== Aim of the task ==
Return the count of lines that mention "meilleure", with no other words.

== The records ==

______________________________

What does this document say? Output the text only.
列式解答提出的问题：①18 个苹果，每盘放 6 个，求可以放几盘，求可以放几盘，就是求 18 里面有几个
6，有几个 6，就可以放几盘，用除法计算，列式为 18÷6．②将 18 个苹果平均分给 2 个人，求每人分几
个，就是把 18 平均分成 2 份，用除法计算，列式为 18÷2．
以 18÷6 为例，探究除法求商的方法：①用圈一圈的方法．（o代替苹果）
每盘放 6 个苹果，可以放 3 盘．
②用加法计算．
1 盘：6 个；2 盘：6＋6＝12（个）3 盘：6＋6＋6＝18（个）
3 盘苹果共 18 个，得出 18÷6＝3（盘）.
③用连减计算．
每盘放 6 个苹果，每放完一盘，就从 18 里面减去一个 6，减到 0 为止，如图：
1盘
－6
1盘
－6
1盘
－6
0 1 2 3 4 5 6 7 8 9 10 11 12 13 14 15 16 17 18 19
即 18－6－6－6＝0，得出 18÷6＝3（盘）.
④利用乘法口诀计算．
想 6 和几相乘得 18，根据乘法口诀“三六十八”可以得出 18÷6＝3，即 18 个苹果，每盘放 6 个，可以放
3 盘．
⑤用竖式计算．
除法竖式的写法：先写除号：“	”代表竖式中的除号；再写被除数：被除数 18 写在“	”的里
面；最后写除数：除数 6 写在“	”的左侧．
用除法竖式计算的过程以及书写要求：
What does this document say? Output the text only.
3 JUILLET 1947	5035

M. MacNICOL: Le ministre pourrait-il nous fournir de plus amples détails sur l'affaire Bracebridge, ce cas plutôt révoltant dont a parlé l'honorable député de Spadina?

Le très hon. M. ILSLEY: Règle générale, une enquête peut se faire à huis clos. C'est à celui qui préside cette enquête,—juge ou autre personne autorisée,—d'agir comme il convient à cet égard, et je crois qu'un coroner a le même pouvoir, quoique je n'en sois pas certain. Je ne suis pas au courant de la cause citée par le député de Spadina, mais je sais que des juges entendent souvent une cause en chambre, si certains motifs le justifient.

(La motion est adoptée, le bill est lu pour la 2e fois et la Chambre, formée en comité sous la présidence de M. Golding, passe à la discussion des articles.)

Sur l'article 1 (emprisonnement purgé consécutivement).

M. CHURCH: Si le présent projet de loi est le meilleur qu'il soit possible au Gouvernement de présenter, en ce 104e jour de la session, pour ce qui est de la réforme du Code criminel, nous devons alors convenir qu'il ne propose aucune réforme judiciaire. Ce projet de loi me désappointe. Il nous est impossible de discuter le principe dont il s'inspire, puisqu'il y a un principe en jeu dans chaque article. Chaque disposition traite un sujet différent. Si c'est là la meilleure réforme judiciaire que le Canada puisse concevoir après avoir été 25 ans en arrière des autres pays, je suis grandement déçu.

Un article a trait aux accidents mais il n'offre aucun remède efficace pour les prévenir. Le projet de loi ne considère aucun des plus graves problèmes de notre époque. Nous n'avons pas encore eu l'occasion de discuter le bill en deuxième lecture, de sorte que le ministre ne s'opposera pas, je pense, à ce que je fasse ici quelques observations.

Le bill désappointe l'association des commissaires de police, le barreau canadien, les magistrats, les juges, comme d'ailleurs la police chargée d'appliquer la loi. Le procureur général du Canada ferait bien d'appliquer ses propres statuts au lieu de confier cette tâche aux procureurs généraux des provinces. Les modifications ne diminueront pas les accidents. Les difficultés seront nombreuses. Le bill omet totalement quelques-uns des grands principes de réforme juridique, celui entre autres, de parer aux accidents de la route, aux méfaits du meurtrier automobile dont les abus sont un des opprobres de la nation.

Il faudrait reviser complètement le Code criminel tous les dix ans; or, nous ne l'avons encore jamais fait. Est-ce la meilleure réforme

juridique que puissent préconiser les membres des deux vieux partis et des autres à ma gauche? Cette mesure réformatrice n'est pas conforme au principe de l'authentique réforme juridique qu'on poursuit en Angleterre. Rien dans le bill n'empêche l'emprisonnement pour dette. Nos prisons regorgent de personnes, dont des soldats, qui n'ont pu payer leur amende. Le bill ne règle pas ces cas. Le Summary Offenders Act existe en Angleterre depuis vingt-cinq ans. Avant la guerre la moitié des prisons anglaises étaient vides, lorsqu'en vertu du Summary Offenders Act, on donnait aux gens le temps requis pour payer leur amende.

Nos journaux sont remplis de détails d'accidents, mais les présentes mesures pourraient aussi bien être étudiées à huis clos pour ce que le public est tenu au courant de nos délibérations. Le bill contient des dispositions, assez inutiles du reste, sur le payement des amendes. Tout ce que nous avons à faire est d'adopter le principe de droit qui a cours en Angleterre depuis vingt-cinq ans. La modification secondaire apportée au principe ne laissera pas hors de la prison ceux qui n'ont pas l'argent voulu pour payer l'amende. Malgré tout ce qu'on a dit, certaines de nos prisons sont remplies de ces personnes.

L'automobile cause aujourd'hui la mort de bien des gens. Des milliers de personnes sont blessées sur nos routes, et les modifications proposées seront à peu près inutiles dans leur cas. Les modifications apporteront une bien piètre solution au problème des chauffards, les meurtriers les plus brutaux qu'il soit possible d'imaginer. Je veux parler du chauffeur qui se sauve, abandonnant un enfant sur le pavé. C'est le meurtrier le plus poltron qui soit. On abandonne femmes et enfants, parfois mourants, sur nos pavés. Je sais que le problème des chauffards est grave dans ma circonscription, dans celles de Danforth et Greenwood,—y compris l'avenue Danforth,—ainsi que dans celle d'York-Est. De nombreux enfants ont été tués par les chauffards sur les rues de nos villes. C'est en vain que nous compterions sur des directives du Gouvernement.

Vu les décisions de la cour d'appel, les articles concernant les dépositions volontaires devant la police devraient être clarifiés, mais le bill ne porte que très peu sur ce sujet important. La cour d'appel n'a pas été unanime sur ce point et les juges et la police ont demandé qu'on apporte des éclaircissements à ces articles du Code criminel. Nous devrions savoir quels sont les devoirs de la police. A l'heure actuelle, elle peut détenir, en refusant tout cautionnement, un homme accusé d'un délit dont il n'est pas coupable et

______________________________

== Task result ==
2